WHAT THE EXERCISE ASKS: Output the records. Match them exactly.
[START OF DATASET EXTRACT]
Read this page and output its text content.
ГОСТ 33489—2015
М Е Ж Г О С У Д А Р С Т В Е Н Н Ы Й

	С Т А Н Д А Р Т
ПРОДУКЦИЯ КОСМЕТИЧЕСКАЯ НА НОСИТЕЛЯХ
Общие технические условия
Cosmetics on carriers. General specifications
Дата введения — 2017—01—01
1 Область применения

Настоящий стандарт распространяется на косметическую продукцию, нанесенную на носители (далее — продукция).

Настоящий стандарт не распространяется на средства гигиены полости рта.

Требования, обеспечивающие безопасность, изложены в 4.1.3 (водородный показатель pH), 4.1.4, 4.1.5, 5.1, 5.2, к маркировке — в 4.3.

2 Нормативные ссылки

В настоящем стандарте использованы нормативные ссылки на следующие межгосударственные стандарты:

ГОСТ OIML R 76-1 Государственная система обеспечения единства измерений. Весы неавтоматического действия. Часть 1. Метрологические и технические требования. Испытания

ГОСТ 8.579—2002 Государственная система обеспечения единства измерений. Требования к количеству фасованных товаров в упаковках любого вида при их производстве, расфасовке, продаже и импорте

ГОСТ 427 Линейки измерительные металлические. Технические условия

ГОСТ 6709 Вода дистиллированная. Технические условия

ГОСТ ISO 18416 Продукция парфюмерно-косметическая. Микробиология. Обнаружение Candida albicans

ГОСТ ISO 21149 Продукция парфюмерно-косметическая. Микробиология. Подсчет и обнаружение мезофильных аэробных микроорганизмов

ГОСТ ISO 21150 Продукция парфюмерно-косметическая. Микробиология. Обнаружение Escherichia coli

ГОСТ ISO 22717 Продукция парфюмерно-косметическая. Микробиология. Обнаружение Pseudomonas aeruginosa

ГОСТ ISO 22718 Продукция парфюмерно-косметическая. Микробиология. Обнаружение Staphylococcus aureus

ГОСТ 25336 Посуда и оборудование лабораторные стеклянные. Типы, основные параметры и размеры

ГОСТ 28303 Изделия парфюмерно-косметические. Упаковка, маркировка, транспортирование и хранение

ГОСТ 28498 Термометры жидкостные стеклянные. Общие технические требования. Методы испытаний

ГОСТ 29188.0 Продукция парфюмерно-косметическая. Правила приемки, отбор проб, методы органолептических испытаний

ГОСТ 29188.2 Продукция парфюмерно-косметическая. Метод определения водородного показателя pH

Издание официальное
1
[END OF DATASET EXTRACT]
PROBLEM SOLUTION:
Read this page and output its text content.
ГОСТ 33489—2015
М Е Ж Г О С У Д А Р С Т В Е Н Н Ы Й

	С Т А Н Д А Р Т
ПРОДУКЦИЯ КОСМЕТИЧЕСКАЯ НА НОСИТЕЛЯХ
Общие технические условия
Cosmetics on carriers. General specifications
Дата введения — 2017—01—01
1 Область применения

Настоящий стандарт распространяется на косметическую продукцию, нанесенную на носители (далее — продукция).

Настоящий стандарт не распространяется на средства гигиены полости рта.

Требования, обеспечивающие безопасность, изложены в 4.1.3 (водородный показатель pH), 4.1.4, 4.1.5, 5.1, 5.2, к маркировке — в 4.3.

2 Нормативные ссылки

В настоящем стандарте использованы нормативные ссылки на следующие межгосударственные стандарты:

ГОСТ OIML R 76-1 Государственная система обеспечения единства измерений. Весы неавтоматического действия. Часть 1. Метрологические и технические требования. Испытания

ГОСТ 8.579—2002 Государственная система обеспечения единства измерений. Требования к количеству фасованных товаров в упаковках любого вида при их производстве, расфасовке, продаже и импорте

ГОСТ 427 Линейки измерительные металлические. Технические условия

ГОСТ 6709 Вода дистиллированная. Технические условия

ГОСТ ISO 18416 Продукция парфюмерно-косметическая. Микробиология. Обнаружение Candida albicans

ГОСТ ISO 21149 Продукция парфюмерно-косметическая. Микробиология. Подсчет и обнаружение мезофильных аэробных микроорганизмов

ГОСТ ISO 21150 Продукция парфюмерно-косметическая. Микробиология. Обнаружение Escherichia coli

ГОСТ ISO 22717 Продукция парфюмерно-косметическая. Микробиология. Обнаружение Pseudomonas aeruginosa

ГОСТ ISO 22718 Продукция парфюмерно-косметическая. Микробиология. Обнаружение Staphylococcus aureus

ГОСТ 25336 Посуда и оборудование лабораторные стеклянные. Типы, основные параметры и размеры

ГОСТ 28303 Изделия парфюмерно-косметические. Упаковка, маркировка, транспортирование и хранение

ГОСТ 28498 Термометры жидкостные стеклянные. Общие технические требования. Методы испытаний

ГОСТ 29188.0 Продукция парфюмерно-косметическая. Правила приемки, отбор проб, методы органолептических испытаний

ГОСТ 29188.2 Продукция парфюмерно-косметическая. Метод определения водородного показателя pH

Издание официальное
1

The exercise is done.